_Written request_
Your task is to repeat the listing exactly.

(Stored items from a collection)
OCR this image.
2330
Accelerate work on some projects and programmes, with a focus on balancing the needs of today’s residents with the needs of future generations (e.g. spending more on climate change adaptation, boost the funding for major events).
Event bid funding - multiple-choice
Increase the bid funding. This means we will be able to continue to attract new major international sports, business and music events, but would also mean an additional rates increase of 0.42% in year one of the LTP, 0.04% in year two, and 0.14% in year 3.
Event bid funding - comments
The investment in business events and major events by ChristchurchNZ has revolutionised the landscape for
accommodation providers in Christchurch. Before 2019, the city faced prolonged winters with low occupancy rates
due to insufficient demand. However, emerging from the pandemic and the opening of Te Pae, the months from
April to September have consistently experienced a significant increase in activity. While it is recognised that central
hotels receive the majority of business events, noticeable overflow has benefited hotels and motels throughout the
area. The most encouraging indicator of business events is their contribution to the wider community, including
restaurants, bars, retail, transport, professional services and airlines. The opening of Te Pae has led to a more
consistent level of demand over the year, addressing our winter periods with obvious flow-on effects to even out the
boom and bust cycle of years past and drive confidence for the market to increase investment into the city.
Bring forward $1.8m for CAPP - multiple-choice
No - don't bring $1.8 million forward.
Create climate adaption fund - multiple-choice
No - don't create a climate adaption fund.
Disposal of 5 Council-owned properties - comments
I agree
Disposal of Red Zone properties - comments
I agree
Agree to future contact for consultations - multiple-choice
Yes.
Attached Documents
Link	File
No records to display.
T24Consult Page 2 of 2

_Solution_
OCR this image.
2330
Accelerate work on some projects and programmes, with a focus on balancing the needs of today’s residents with the needs of future generations (e.g. spending more on climate change adaptation, boost the funding for major events).
Event bid funding - multiple-choice
Increase the bid funding. This means we will be able to continue to attract new major international sports, business and music events, but would also mean an additional rates increase of 0.42% in year one of the LTP, 0.04% in year two, and 0.14% in year 3.
Event bid funding - comments
The investment in business events and major events by ChristchurchNZ has revolutionised the landscape for
accommodation providers in Christchurch. Before 2019, the city faced prolonged winters with low occupancy rates
due to insufficient demand. However, emerging from the pandemic and the opening of Te Pae, the months from
April to September have consistently experienced a significant increase in activity. While it is recognised that central
hotels receive the majority of business events, noticeable overflow has benefited hotels and motels throughout the
area. The most encouraging indicator of business events is their contribution to the wider community, including
restaurants, bars, retail, transport, professional services and airlines. The opening of Te Pae has led to a more
consistent level of demand over the year, addressing our winter periods with obvious flow-on effects to even out the
boom and bust cycle of years past and drive confidence for the market to increase investment into the city.
Bring forward $1.8m for CAPP - multiple-choice
No - don't bring $1.8 million forward.
Create climate adaption fund - multiple-choice
No - don't create a climate adaption fund.
Disposal of 5 Council-owned properties - comments
I agree
Disposal of Red Zone properties - comments
I agree
Agree to future contact for consultations - multiple-choice
Yes.
Attached Documents
Link	File
No records to display.
T24Consult Page 2 of 2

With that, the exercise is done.